> **EXERCISE TASK**: Write out each entry again. Keep every word exactly as it is.

Extracted records:

◆ ◆ ◆ ◆ ◆

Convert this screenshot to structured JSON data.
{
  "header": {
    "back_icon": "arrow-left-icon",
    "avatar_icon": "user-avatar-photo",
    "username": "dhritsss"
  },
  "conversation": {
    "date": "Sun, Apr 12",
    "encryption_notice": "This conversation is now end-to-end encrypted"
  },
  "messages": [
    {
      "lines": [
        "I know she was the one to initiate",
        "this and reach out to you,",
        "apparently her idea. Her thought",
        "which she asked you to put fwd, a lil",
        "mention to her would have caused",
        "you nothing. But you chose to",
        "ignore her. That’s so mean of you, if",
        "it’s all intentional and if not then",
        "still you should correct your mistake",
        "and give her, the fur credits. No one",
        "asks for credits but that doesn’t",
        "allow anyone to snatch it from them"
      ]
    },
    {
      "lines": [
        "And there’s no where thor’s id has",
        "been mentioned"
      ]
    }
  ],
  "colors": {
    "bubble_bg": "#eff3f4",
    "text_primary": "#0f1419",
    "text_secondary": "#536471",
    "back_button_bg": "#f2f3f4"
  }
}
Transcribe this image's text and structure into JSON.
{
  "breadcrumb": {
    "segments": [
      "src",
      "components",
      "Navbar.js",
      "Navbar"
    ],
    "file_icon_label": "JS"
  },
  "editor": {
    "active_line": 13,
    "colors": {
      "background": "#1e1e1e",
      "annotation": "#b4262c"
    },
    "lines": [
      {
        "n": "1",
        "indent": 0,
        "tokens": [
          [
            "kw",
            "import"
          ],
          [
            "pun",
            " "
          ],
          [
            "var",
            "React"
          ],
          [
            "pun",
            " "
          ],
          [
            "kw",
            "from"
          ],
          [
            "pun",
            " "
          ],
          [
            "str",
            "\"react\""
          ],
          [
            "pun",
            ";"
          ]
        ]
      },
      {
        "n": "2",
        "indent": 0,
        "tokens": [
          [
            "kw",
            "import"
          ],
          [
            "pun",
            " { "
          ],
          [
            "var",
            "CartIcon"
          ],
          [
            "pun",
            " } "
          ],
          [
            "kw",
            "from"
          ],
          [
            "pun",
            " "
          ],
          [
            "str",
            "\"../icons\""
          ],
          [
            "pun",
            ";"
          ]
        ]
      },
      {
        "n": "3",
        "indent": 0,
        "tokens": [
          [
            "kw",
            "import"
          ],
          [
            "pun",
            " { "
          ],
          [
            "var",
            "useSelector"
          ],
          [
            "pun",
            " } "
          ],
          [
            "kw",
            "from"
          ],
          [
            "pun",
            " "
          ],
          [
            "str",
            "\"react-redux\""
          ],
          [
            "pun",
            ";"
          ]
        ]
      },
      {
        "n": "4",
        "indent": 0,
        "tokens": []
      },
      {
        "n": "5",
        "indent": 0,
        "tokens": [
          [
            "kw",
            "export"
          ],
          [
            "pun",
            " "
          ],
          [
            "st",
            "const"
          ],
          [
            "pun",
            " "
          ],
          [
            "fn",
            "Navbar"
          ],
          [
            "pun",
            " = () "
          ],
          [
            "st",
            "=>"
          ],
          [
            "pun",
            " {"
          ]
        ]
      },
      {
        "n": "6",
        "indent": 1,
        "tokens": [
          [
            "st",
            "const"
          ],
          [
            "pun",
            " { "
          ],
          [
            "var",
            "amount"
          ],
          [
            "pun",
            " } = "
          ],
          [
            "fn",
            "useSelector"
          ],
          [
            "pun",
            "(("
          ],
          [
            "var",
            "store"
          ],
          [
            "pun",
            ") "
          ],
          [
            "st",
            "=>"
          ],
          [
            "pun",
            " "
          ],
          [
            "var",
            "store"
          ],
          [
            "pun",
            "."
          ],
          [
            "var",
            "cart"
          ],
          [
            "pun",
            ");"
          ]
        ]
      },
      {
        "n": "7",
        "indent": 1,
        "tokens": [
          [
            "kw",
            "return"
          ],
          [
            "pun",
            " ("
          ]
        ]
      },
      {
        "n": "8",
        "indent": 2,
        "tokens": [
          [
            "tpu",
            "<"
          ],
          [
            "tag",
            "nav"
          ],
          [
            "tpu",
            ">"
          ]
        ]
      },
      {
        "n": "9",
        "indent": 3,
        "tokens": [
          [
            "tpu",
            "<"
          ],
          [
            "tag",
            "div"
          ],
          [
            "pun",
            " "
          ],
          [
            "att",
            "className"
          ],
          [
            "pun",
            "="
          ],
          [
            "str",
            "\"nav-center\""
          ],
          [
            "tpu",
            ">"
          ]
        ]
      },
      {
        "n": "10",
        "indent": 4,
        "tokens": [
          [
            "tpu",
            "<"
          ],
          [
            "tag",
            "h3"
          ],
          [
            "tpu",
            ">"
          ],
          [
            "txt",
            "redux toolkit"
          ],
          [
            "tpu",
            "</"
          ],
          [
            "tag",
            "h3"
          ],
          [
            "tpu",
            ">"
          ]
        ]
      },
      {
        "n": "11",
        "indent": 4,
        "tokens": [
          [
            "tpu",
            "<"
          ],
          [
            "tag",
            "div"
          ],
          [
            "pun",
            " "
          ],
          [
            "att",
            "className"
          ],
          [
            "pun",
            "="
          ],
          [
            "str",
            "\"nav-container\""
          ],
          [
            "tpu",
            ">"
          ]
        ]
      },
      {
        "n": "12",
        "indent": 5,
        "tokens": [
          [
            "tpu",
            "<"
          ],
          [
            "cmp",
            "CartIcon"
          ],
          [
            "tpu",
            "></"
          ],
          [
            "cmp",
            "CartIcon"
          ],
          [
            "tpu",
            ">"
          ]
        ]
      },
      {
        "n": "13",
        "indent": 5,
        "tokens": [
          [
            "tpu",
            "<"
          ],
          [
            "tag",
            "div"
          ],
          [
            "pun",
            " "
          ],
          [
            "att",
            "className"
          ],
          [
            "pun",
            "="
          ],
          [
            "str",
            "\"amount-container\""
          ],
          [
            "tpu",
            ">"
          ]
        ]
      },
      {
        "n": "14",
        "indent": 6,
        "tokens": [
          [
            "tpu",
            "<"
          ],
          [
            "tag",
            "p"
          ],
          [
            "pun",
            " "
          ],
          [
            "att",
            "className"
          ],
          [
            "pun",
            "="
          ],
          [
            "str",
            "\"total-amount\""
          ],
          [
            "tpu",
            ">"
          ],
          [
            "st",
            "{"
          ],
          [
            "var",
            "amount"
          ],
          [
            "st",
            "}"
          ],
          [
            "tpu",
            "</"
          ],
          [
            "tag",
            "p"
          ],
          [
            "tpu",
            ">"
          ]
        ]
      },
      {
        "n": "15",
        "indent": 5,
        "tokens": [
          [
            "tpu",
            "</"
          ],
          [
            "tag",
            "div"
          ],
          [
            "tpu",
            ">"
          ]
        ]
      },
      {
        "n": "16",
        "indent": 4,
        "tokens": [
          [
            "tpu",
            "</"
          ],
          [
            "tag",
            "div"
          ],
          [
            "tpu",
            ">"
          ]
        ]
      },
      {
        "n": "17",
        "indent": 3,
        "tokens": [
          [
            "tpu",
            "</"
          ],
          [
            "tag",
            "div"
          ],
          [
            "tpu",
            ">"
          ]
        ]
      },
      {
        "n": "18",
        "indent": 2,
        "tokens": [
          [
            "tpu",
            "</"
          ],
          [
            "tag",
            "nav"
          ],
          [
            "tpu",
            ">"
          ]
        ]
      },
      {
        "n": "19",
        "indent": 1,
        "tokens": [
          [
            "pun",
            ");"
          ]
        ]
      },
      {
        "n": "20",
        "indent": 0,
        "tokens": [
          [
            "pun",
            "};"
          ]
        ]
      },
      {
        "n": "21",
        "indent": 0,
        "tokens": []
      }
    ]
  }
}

◆ ◆ ◆ ◆ ◆

> **SOLUTION**:
Convert this screenshot to structured JSON data.
{
  "header": {
    "back_icon": "arrow-left-icon",
    "avatar_icon": "user-avatar-photo",
    "username": "dhritsss"
  },
  "conversation": {
    "date": "Sun, Apr 12",
    "encryption_notice": "This conversation is now end-to-end encrypted"
  },
  "messages": [
    {
      "lines": [
        "I know she was the one to initiate",
        "this and reach out to you,",
        "apparently her idea. Her thought",
        "which she asked you to put fwd, a lil",
        "mention to her would have caused",
        "you nothing. But you chose to",
        "ignore her. That’s so mean of you, if",
        "it’s all intentional and if not then",
        "still you should correct your mistake",
        "and give her, the fur credits. No one",
        "asks for credits but that doesn’t",
        "allow anyone to snatch it from them"
      ]
    },
    {
      "lines": [
        "And there’s no where thor’s id has",
        "been mentioned"
      ]
    }
  ],
  "colors": {
    "bubble_bg": "#eff3f4",
    "text_primary": "#0f1419",
    "text_secondary": "#536471",
    "back_button_bg": "#f2f3f4"
  }
}
Transcribe this image's text and structure into JSON.
{
  "breadcrumb": {
    "segments": [
      "src",
      "components",
      "Navbar.js",
      "Navbar"
    ],
    "file_icon_label": "JS"
  },
  "editor": {
    "active_line": 13,
    "colors": {
      "background": "#1e1e1e",
      "annotation": "#b4262c"
    },
    "lines": [
      {
        "n": "1",
        "indent": 0,
        "tokens": [
          [
            "kw",
            "import"
          ],
          [
            "pun",
            " "
          ],
          [
            "var",
            "React"
          ],
          [
            "pun",
            " "
          ],
          [
            "kw",
            "from"
          ],
          [
            "pun",
            " "
          ],
          [
            "str",
            "\"react\""
          ],
          [
            "pun",
            ";"
          ]
        ]
      },
      {
        "n": "2",
        "indent": 0,
        "tokens": [
          [
            "kw",
            "import"
          ],
          [
            "pun",
            " { "
          ],
          [
            "var",
            "CartIcon"
          ],
          [
            "pun",
            " } "
          ],
          [
            "kw",
            "from"
          ],
          [
            "pun",
            " "
          ],
          [
            "str",
            "\"../icons\""
          ],
          [
            "pun",
            ";"
          ]
        ]
      },
      {
        "n": "3",
        "indent": 0,
        "tokens": [
          [
            "kw",
            "import"
          ],
          [
            "pun",
            " { "
          ],
          [
            "var",
            "useSelector"
          ],
          [
            "pun",
            " } "
          ],
          [
            "kw",
            "from"
          ],
          [
            "pun",
            " "
          ],
          [
            "str",
            "\"react-redux\""
          ],
          [
            "pun",
            ";"
          ]
        ]
      },
      {
        "n": "4",
        "indent": 0,
        "tokens": []
      },
      {
        "n": "5",
        "indent": 0,
        "tokens": [
          [
            "kw",
            "export"
          ],
          [
            "pun",
            " "
          ],
          [
            "st",
            "const"
          ],
          [
            "pun",
            " "
          ],
          [
            "fn",
            "Navbar"
          ],
          [
            "pun",
            " = () "
          ],
          [
            "st",
            "=>"
          ],
          [
            "pun",
            " {"
          ]
        ]
      },
      {
        "n": "6",
        "indent": 1,
        "tokens": [
          [
            "st",
            "const"
          ],
          [
            "pun",
            " { "
          ],
          [
            "var",
            "amount"
          ],
          [
            "pun",
            " } = "
          ],
          [
            "fn",
            "useSelector"
          ],
          [
            "pun",
            "(("
          ],
          [
            "var",
            "store"
          ],
          [
            "pun",
            ") "
          ],
          [
            "st",
            "=>"
          ],
          [
            "pun",
            " "
          ],
          [
            "var",
            "store"
          ],
          [
            "pun",
            "."
          ],
          [
            "var",
            "cart"
          ],
          [
            "pun",
            ");"
          ]
        ]
      },
      {
        "n": "7",
        "indent": 1,
        "tokens": [
          [
            "kw",
            "return"
          ],
          [
            "pun",
            " ("
          ]
        ]
      },
      {
        "n": "8",
        "indent": 2,
        "tokens": [
          [
            "tpu",
            "<"
          ],
          [
            "tag",
            "nav"
          ],
          [
            "tpu",
            ">"
          ]
        ]
      },
      {
        "n": "9",
        "indent": 3,
        "tokens": [
          [
            "tpu",
            "<"
          ],
          [
            "tag",
            "div"
          ],
          [
            "pun",
            " "
          ],
          [
            "att",
            "className"
          ],
          [
            "pun",
            "="
          ],
          [
            "str",
            "\"nav-center\""
          ],
          [
            "tpu",
            ">"
          ]
        ]
      },
      {
        "n": "10",
        "indent": 4,
        "tokens": [
          [
            "tpu",
            "<"
          ],
          [
            "tag",
            "h3"
          ],
          [
            "tpu",
            ">"
          ],
          [
            "txt",
            "redux toolkit"
          ],
          [
            "tpu",
            "</"
          ],
          [
            "tag",
            "h3"
          ],
          [
            "tpu",
            ">"
          ]
        ]
      },
      {
        "n": "11",
        "indent": 4,
        "tokens": [
          [
            "tpu",
            "<"
          ],
          [
            "tag",
            "div"
          ],
          [
            "pun",
            " "
          ],
          [
            "att",
            "className"
          ],
          [
            "pun",
            "="
          ],
          [
            "str",
            "\"nav-container\""
          ],
          [
            "tpu",
            ">"
          ]
        ]
      },
      {
        "n": "12",
        "indent": 5,
        "tokens": [
          [
            "tpu",
            "<"
          ],
          [
            "cmp",
            "CartIcon"
          ],
          [
            "tpu",
            "></"
          ],
          [
            "cmp",
            "CartIcon"
          ],
          [
            "tpu",
            ">"
          ]
        ]
      },
      {
        "n": "13",
        "indent": 5,
        "tokens": [
          [
            "tpu",
            "<"
          ],
          [
            "tag",
            "div"
          ],
          [
            "pun",
            " "
          ],
          [
            "att",
            "className"
          ],
          [
            "pun",
            "="
          ],
          [
            "str",
            "\"amount-container\""
          ],
          [
            "tpu",
            ">"
          ]
        ]
      },
      {
        "n": "14",
        "indent": 6,
        "tokens": [
          [
            "tpu",
            "<"
          ],
          [
            "tag",
            "p"
          ],
          [
            "pun",
            " "
          ],
          [
            "att",
            "className"
          ],
          [
            "pun",
            "="
          ],
          [
            "str",
            "\"total-amount\""
          ],
          [
            "tpu",
            ">"
          ],
          [
            "st",
            "{"
          ],
          [
            "var",
            "amount"
          ],
          [
            "st",
            "}"
          ],
          [
            "tpu",
            "</"
          ],
          [
            "tag",
            "p"
          ],
          [
            "tpu",
            ">"
          ]
        ]
      },
      {
        "n": "15",
        "indent": 5,
        "tokens": [
          [
            "tpu",
            "</"
          ],
          [
            "tag",
            "div"
          ],
          [
            "tpu",
            ">"
          ]
        ]
      },
      {
        "n": "16",
        "indent": 4,
        "tokens": [
          [
            "tpu",
            "</"
          ],
          [
            "tag",
            "div"
          ],
          [
            "tpu",
            ">"
          ]
        ]
      },
      {
        "n": "17",
        "indent": 3,
        "tokens": [
          [
            "tpu",
            "</"
          ],
          [
            "tag",
            "div"
          ],
          [
            "tpu",
            ">"
          ]
        ]
      },
      {
        "n": "18",
        "indent": 2,
        "tokens": [
          [
            "tpu",
            "</"
          ],
          [
            "tag",
            "nav"
          ],
          [
            "tpu",
            ">"
          ]
        ]
      },
      {
        "n": "19",
        "indent": 1,
        "tokens": [
          [
            "pun",
            ");"
          ]
        ]
      },
      {
        "n": "20",
        "indent": 0,
        "tokens": [
          [
            "pun",
            "};"
          ]
        ]
      },
      {
        "n": "21",
        "indent": 0,
        "tokens": []
      }
    ]
  }
}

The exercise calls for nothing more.